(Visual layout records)
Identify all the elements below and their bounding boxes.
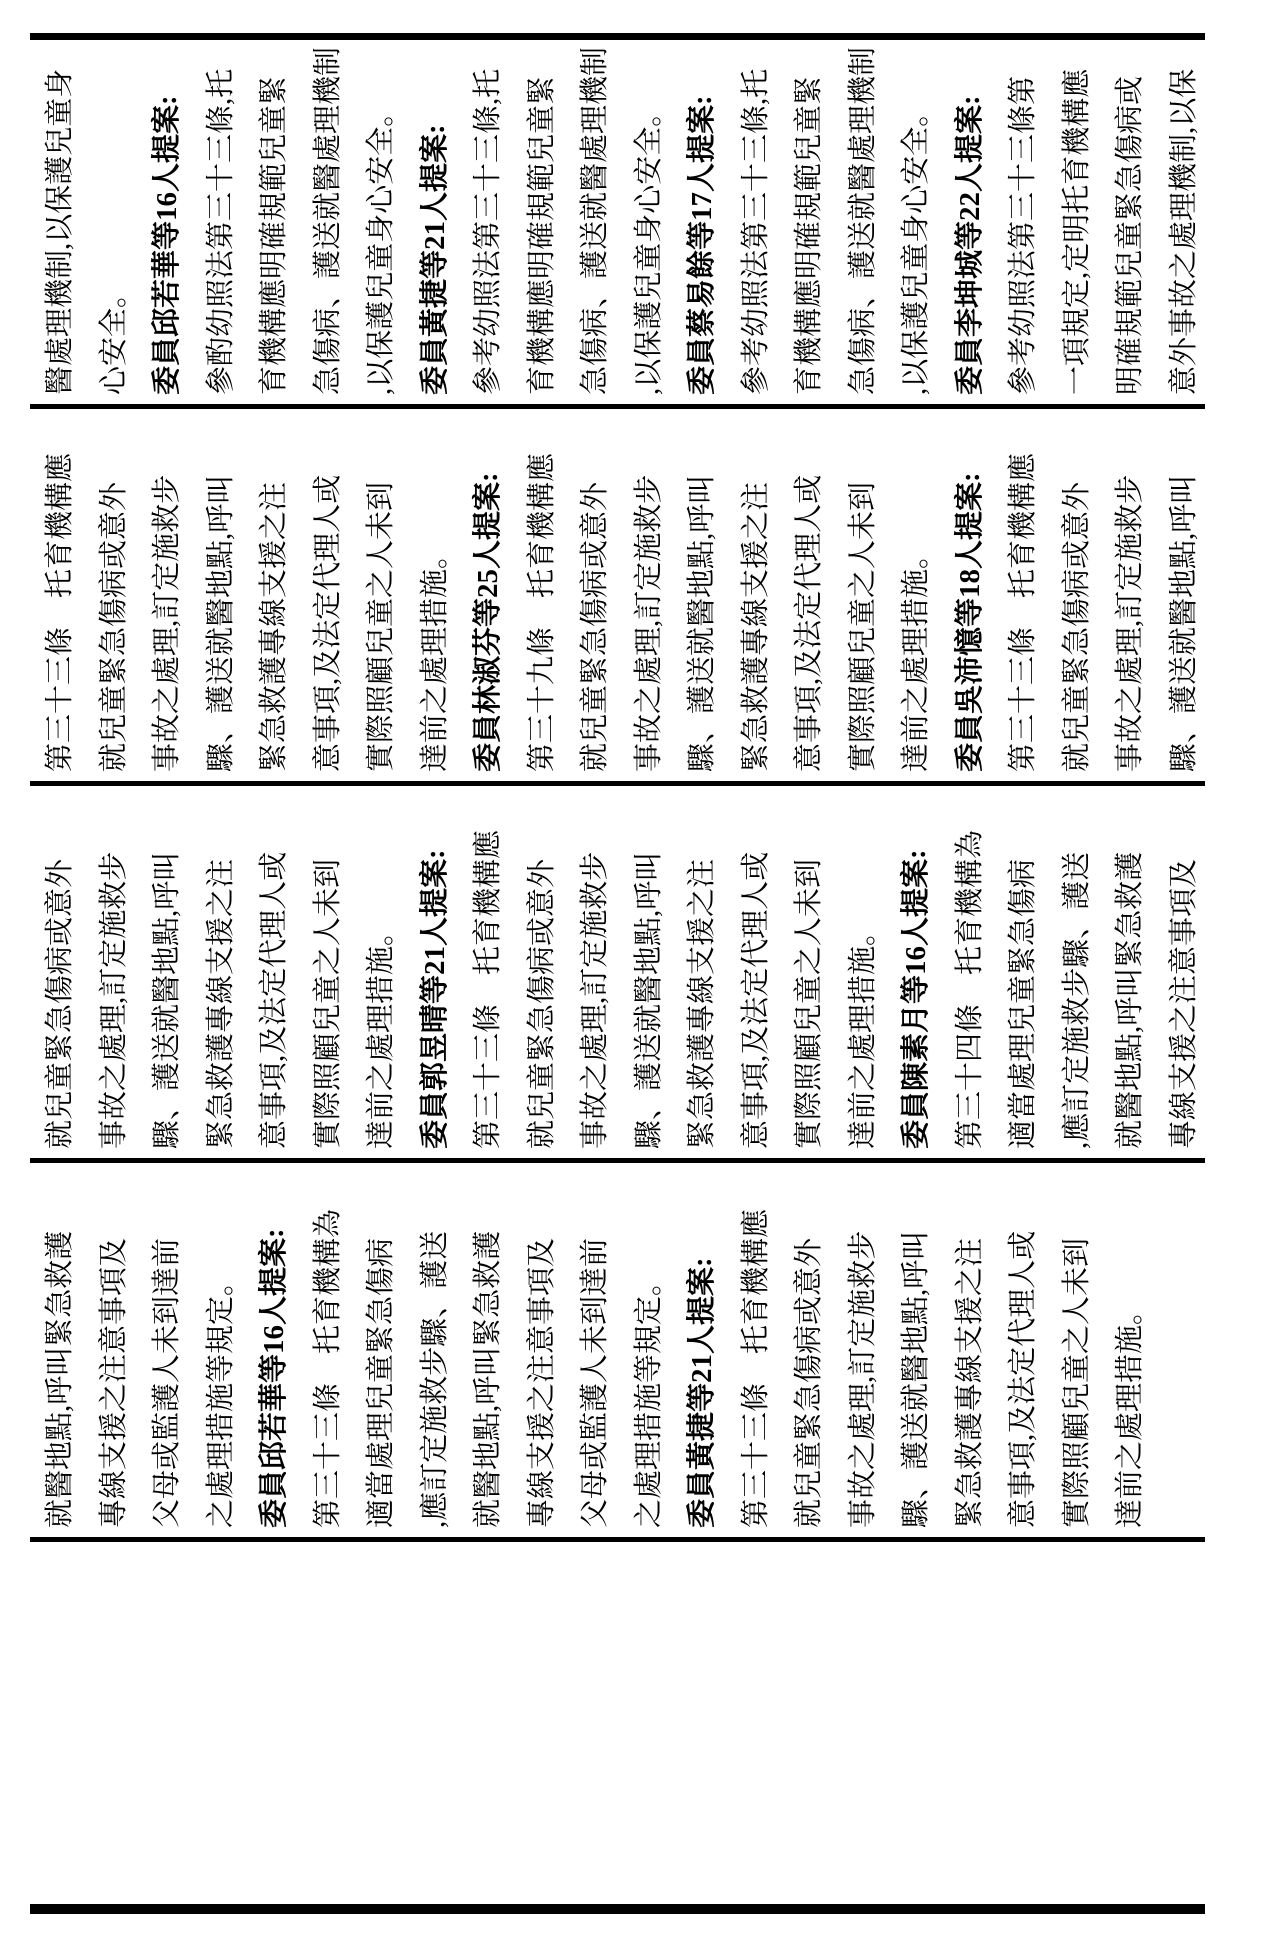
- body-text-column: 達前之處理措施。: [1114, 1295, 1146, 1528]
- body-text-column: 驟、護送就醫地點,呼叫: [632, 851, 665, 1149]
- table-cell-band-4: [4, 1165, 1266, 1535]
- proposer-heading-column: 委員黃捷等21人提案:: [418, 124, 451, 395]
- body-text-column: 適當處理兒童緊急傷病: [1007, 858, 1039, 1149]
- body-text-column: 之處理措施等規定。: [632, 1266, 665, 1528]
- body-text-column: 事故之處理,訂定施救步: [97, 851, 130, 1149]
- body-text-column: 事故之處理,訂定施救步: [632, 474, 665, 772]
- rotated-text-block-3: [4, 788, 1266, 1156]
- body-text-column: 實際照顧兒童之人未到: [846, 481, 879, 772]
- body-text-column: 事故之處理,訂定施救步: [151, 474, 183, 772]
- rotated-text-block-4: [4, 1165, 1266, 1535]
- body-text-column: 第三十三條 托育機構應: [472, 829, 504, 1149]
- body-text-column: 一項規定,定明托育機構應: [1060, 68, 1093, 395]
- body-text-column: 參考幼照法第三十三條,托: [739, 68, 772, 395]
- proposer-heading-column: 委員邱若華等16人提案:: [151, 95, 183, 395]
- body-text-column: 達前之處理措施。: [418, 539, 451, 772]
- proposer-heading-column: 委員吳沛憶等18人提案:: [953, 472, 986, 772]
- table-cell-band-3: [4, 788, 1266, 1156]
- proposer-heading-column: 委員蔡易餘等17人提案:: [686, 95, 718, 395]
- body-text-column: 事故之處理,訂定施救步: [579, 851, 611, 1149]
- body-text-column: 緊急救護專線支援之注: [204, 858, 237, 1149]
- body-text-column: 緊急救護專線支援之注: [739, 481, 772, 772]
- body-text-column: 參考幼照法第三十三條第: [1007, 75, 1039, 395]
- body-text-column: 父母或監護人未到達前: [579, 1237, 611, 1528]
- body-text-column: 達前之處理措施。: [365, 916, 397, 1149]
- body-text-column: 實際照顧兒童之人未到: [1060, 1237, 1093, 1528]
- body-text-column: 事故之處理,訂定施救步: [1114, 474, 1146, 772]
- body-text-column: 第三十三條 托育機構應: [1007, 452, 1039, 772]
- body-text-column: 意外事故之處理機制,以保: [1167, 68, 1200, 395]
- table-divider-rule-2: [30, 781, 1205, 786]
- body-text-column: 育機構應明確規範兒童緊: [525, 75, 558, 395]
- body-text-column: 心安全。: [97, 278, 130, 395]
- body-text-column: ,以保護兒童身心安全。: [632, 97, 665, 395]
- body-text-column: 事故之處理,訂定施救步: [846, 1230, 879, 1528]
- body-text-column: ,應訂定施救步驟、護送: [418, 1230, 451, 1528]
- body-text-column: 參考幼照法第三十三條,托: [472, 68, 504, 395]
- body-text-column: 專線支援之注意事項及: [1167, 858, 1200, 1149]
- table-divider-rule-3: [30, 1158, 1205, 1163]
- body-text-column: 明確規範兒童緊急傷病或: [1114, 75, 1146, 395]
- table-cell-band-1: [4, 40, 1266, 402]
- body-text-column: 驟、護送就醫地點,呼叫: [1167, 474, 1200, 772]
- body-text-column: 就兒童緊急傷病或意外: [44, 858, 76, 1149]
- body-text-column: 驟、護送就醫地點,呼叫: [151, 851, 183, 1149]
- proposer-heading-column: 委員邱若華等16人提案:: [258, 1228, 290, 1528]
- body-text-column: 達前之處理措施。: [900, 539, 932, 772]
- body-text-column: 適當處理兒童緊急傷病: [365, 1237, 397, 1528]
- body-text-column: 意事項,及法定代理人或: [258, 851, 290, 1149]
- body-text-column: 第三十三條 托育機構應: [739, 1208, 772, 1528]
- body-text-column: 就兒童緊急傷病或意外: [579, 481, 611, 772]
- proposer-heading-column: 委員郭昱晴等21人提案:: [418, 849, 451, 1149]
- empty-table-cell: [0, 1542, 1266, 1904]
- body-text-column: 就兒童緊急傷病或意外: [793, 1237, 825, 1528]
- body-text-column: 就醫地點,呼叫緊急救護: [472, 1230, 504, 1528]
- body-text-column: 意事項,及法定代理人或: [793, 474, 825, 772]
- body-text-column: 急傷病、護送就醫處理機制: [579, 46, 611, 395]
- body-text-column: ,以保護兒童身心安全。: [900, 97, 932, 395]
- body-text-column: 父母或監護人未到達前: [151, 1237, 183, 1528]
- body-text-column: 實際照顧兒童之人未到: [793, 858, 825, 1149]
- body-text-column: 第三十三條 托育機構應: [44, 452, 76, 772]
- body-text-column: 緊急救護專線支援之注: [686, 858, 718, 1149]
- body-text-column: 就兒童緊急傷病或意外: [97, 481, 130, 772]
- body-text-column: 專線支援之注意事項及: [525, 1237, 558, 1528]
- table-border-top-rule: [30, 33, 1205, 40]
- proposer-heading-column: 委員林淑芬等25人提案:: [472, 472, 504, 772]
- body-text-column: 實際照顧兒童之人未到: [311, 858, 344, 1149]
- body-text-column: ,以保護兒童身心安全。: [365, 97, 397, 395]
- body-text-column: 就兒童緊急傷病或意外: [1060, 481, 1093, 772]
- body-text-column: 驟、護送就醫地點,呼叫: [686, 474, 718, 772]
- body-text-column: 急傷病、護送就醫處理機制: [311, 46, 344, 395]
- body-text-column: 育機構應明確規範兒童緊: [793, 75, 825, 395]
- rotated-text-block-2: [4, 411, 1266, 779]
- body-text-column: 意事項,及法定代理人或: [1007, 1230, 1039, 1528]
- body-text-column: 實際照顧兒童之人未到: [365, 481, 397, 772]
- body-text-column: 專線支援之注意事項及: [97, 1237, 130, 1528]
- body-text-column: ,應訂定施救步驟、護送: [1060, 851, 1093, 1149]
- body-text-column: 第三十四條 托育機構為: [953, 829, 986, 1149]
- proposer-heading-column: 委員黃捷等21人提案:: [686, 1257, 718, 1528]
- rotated-text-block-1: [4, 40, 1266, 402]
- body-text-column: 意事項,及法定代理人或: [739, 851, 772, 1149]
- body-text-column: 達前之處理措施。: [846, 916, 879, 1149]
- body-text-column: 驟、護送就醫地點,呼叫: [204, 474, 237, 772]
- body-text-column: 醫處理機制,以保護兒童身: [44, 68, 76, 395]
- body-text-column: 緊急救護專線支援之注: [258, 481, 290, 772]
- body-text-column: 緊急救護專線支援之注: [953, 1237, 986, 1528]
- body-text-column: 就醫地點,呼叫緊急救護: [1114, 851, 1146, 1149]
- body-text-column: 就醫地點,呼叫緊急救護: [44, 1230, 76, 1528]
- body-text-column: 就兒童緊急傷病或意外: [525, 858, 558, 1149]
- body-text-column: 第三十九條 托育機構應: [525, 452, 558, 772]
- body-text-column: 意事項,及法定代理人或: [311, 474, 344, 772]
- body-text-column: 第三十三條 托育機構為: [311, 1208, 344, 1528]
- body-text-column: 育機構應明確規範兒童緊: [258, 75, 290, 395]
- body-text-column: 參酌幼照法第三十三條,托: [204, 68, 237, 395]
- table-cell-band-2: [4, 411, 1266, 779]
- table-border-bottom-rule: [30, 1904, 1205, 1914]
- proposer-heading-column: 委員李坤城等22人提案:: [953, 95, 986, 395]
- table-divider-rule-1: [30, 404, 1205, 409]
- body-text-column: 之處理措施等規定。: [204, 1266, 237, 1528]
- body-text-column: 驟、護送就醫地點,呼叫: [900, 1230, 932, 1528]
- proposer-heading-column: 委員陳素月等16人提案:: [900, 849, 932, 1149]
- body-text-column: 急傷病、護送就醫處理機制: [846, 46, 879, 395]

= GIVEN TASK =
Reproduce all of the lines above verbatim, omitting the pictures.

= THE COMPLETED TASK =
Identify all the elements below and their bounding boxes.
- body-text-column: 達前之處理措施。: [1114, 1295, 1146, 1528]
- body-text-column: 驟、護送就醫地點,呼叫: [632, 851, 665, 1149]
- table-cell-band-4: [4, 1165, 1266, 1535]
- proposer-heading-column: 委員黃捷等21人提案:: [418, 124, 451, 395]
- body-text-column: 適當處理兒童緊急傷病: [1007, 858, 1039, 1149]
- body-text-column: 之處理措施等規定。: [632, 1266, 665, 1528]
- body-text-column: 事故之處理,訂定施救步: [97, 851, 130, 1149]
- body-text-column: 事故之處理,訂定施救步: [632, 474, 665, 772]
- rotated-text-block-3: [4, 788, 1266, 1156]
- body-text-column: 實際照顧兒童之人未到: [846, 481, 879, 772]
- body-text-column: 事故之處理,訂定施救步: [151, 474, 183, 772]
- rotated-text-block-4: [4, 1165, 1266, 1535]
- body-text-column: 第三十三條 托育機構應: [472, 829, 504, 1149]
- body-text-column: 一項規定,定明托育機構應: [1060, 68, 1093, 395]
- body-text-column: 參考幼照法第三十三條,托: [739, 68, 772, 395]
- proposer-heading-column: 委員邱若華等16人提案:: [151, 95, 183, 395]
- body-text-column: 達前之處理措施。: [418, 539, 451, 772]
- proposer-heading-column: 委員吳沛憶等18人提案:: [953, 472, 986, 772]
- table-cell-band-3: [4, 788, 1266, 1156]
- proposer-heading-column: 委員蔡易餘等17人提案:: [686, 95, 718, 395]
- body-text-column: 事故之處理,訂定施救步: [579, 851, 611, 1149]
- body-text-column: 緊急救護專線支援之注: [204, 858, 237, 1149]
- body-text-column: 緊急救護專線支援之注: [739, 481, 772, 772]
- body-text-column: 參考幼照法第三十三條第: [1007, 75, 1039, 395]
- body-text-column: 父母或監護人未到達前: [579, 1237, 611, 1528]
- body-text-column: 達前之處理措施。: [365, 916, 397, 1149]
- body-text-column: 實際照顧兒童之人未到: [1060, 1237, 1093, 1528]
- body-text-column: 事故之處理,訂定施救步: [1114, 474, 1146, 772]
- body-text-column: 第三十三條 托育機構應: [1007, 452, 1039, 772]
- body-text-column: 意外事故之處理機制,以保: [1167, 68, 1200, 395]
- table-divider-rule-2: [30, 781, 1205, 786]
- body-text-column: 育機構應明確規範兒童緊: [525, 75, 558, 395]
- body-text-column: 心安全。: [97, 278, 130, 395]
- body-text-column: ,以保護兒童身心安全。: [632, 97, 665, 395]
- body-text-column: 事故之處理,訂定施救步: [846, 1230, 879, 1528]
- body-text-column: ,應訂定施救步驟、護送: [418, 1230, 451, 1528]
- body-text-column: 參考幼照法第三十三條,托: [472, 68, 504, 395]
- body-text-column: 專線支援之注意事項及: [1167, 858, 1200, 1149]
- table-divider-rule-3: [30, 1158, 1205, 1163]
- body-text-column: 明確規範兒童緊急傷病或: [1114, 75, 1146, 395]
- table-cell-band-1: [4, 40, 1266, 402]
- body-text-column: 驟、護送就醫地點,呼叫: [1167, 474, 1200, 772]
- body-text-column: 就兒童緊急傷病或意外: [44, 858, 76, 1149]
- body-text-column: 驟、護送就醫地點,呼叫: [151, 851, 183, 1149]
- proposer-heading-column: 委員邱若華等16人提案:: [258, 1228, 290, 1528]
- body-text-column: 達前之處理措施。: [900, 539, 932, 772]
- body-text-column: 適當處理兒童緊急傷病: [365, 1237, 397, 1528]
- body-text-column: 意事項,及法定代理人或: [258, 851, 290, 1149]
- body-text-column: 第三十三條 托育機構應: [739, 1208, 772, 1528]
- body-text-column: 就兒童緊急傷病或意外: [579, 481, 611, 772]
- proposer-heading-column: 委員郭昱晴等21人提案:: [418, 849, 451, 1149]
- empty-table-cell: [0, 1542, 1266, 1904]
- body-text-column: 就兒童緊急傷病或意外: [793, 1237, 825, 1528]
- body-text-column: 就醫地點,呼叫緊急救護: [472, 1230, 504, 1528]
- body-text-column: 意事項,及法定代理人或: [793, 474, 825, 772]
- body-text-column: 急傷病、護送就醫處理機制: [579, 46, 611, 395]
- body-text-column: ,以保護兒童身心安全。: [900, 97, 932, 395]
- body-text-column: 父母或監護人未到達前: [151, 1237, 183, 1528]
- body-text-column: 實際照顧兒童之人未到: [793, 858, 825, 1149]
- body-text-column: 第三十三條 托育機構應: [44, 452, 76, 772]
- body-text-column: 緊急救護專線支援之注: [686, 858, 718, 1149]
- body-text-column: 就兒童緊急傷病或意外: [97, 481, 130, 772]
- body-text-column: 專線支援之注意事項及: [525, 1237, 558, 1528]
- table-border-top-rule: [30, 33, 1205, 40]
- proposer-heading-column: 委員林淑芬等25人提案:: [472, 472, 504, 772]
- body-text-column: 實際照顧兒童之人未到: [311, 858, 344, 1149]
- body-text-column: ,以保護兒童身心安全。: [365, 97, 397, 395]
- body-text-column: 就兒童緊急傷病或意外: [1060, 481, 1093, 772]
- body-text-column: 驟、護送就醫地點,呼叫: [686, 474, 718, 772]
- body-text-column: 急傷病、護送就醫處理機制: [311, 46, 344, 395]
- body-text-column: 育機構應明確規範兒童緊: [793, 75, 825, 395]
- rotated-text-block-2: [4, 411, 1266, 779]
- body-text-column: 意事項,及法定代理人或: [1007, 1230, 1039, 1528]
- body-text-column: 實際照顧兒童之人未到: [365, 481, 397, 772]
- body-text-column: 專線支援之注意事項及: [97, 1237, 130, 1528]
- body-text-column: ,應訂定施救步驟、護送: [1060, 851, 1093, 1149]
- body-text-column: 第三十四條 托育機構為: [953, 829, 986, 1149]
- proposer-heading-column: 委員黃捷等21人提案:: [686, 1257, 718, 1528]
- rotated-text-block-1: [4, 40, 1266, 402]
- body-text-column: 意事項,及法定代理人或: [739, 851, 772, 1149]
- body-text-column: 達前之處理措施。: [846, 916, 879, 1149]
- body-text-column: 驟、護送就醫地點,呼叫: [204, 474, 237, 772]
- body-text-column: 醫處理機制,以保護兒童身: [44, 68, 76, 395]
- body-text-column: 緊急救護專線支援之注: [258, 481, 290, 772]
- body-text-column: 緊急救護專線支援之注: [953, 1237, 986, 1528]
- body-text-column: 就醫地點,呼叫緊急救護: [1114, 851, 1146, 1149]
- body-text-column: 就醫地點,呼叫緊急救護: [44, 1230, 76, 1528]
- body-text-column: 就兒童緊急傷病或意外: [525, 858, 558, 1149]
- body-text-column: 第三十九條 托育機構應: [525, 452, 558, 772]
- body-text-column: 意事項,及法定代理人或: [311, 474, 344, 772]
- body-text-column: 第三十三條 托育機構為: [311, 1208, 344, 1528]
- body-text-column: 育機構應明確規範兒童緊: [258, 75, 290, 395]
- body-text-column: 參酌幼照法第三十三條,托: [204, 68, 237, 395]
- table-cell-band-2: [4, 411, 1266, 779]
- table-border-bottom-rule: [30, 1904, 1205, 1914]
- proposer-heading-column: 委員李坤城等22人提案:: [953, 95, 986, 395]
- table-divider-rule-1: [30, 404, 1205, 409]
- body-text-column: 之處理措施等規定。: [204, 1266, 237, 1528]
- body-text-column: 驟、護送就醫地點,呼叫: [900, 1230, 932, 1528]
- proposer-heading-column: 委員陳素月等16人提案:: [900, 849, 932, 1149]
- body-text-column: 急傷病、護送就醫處理機制: [846, 46, 879, 395]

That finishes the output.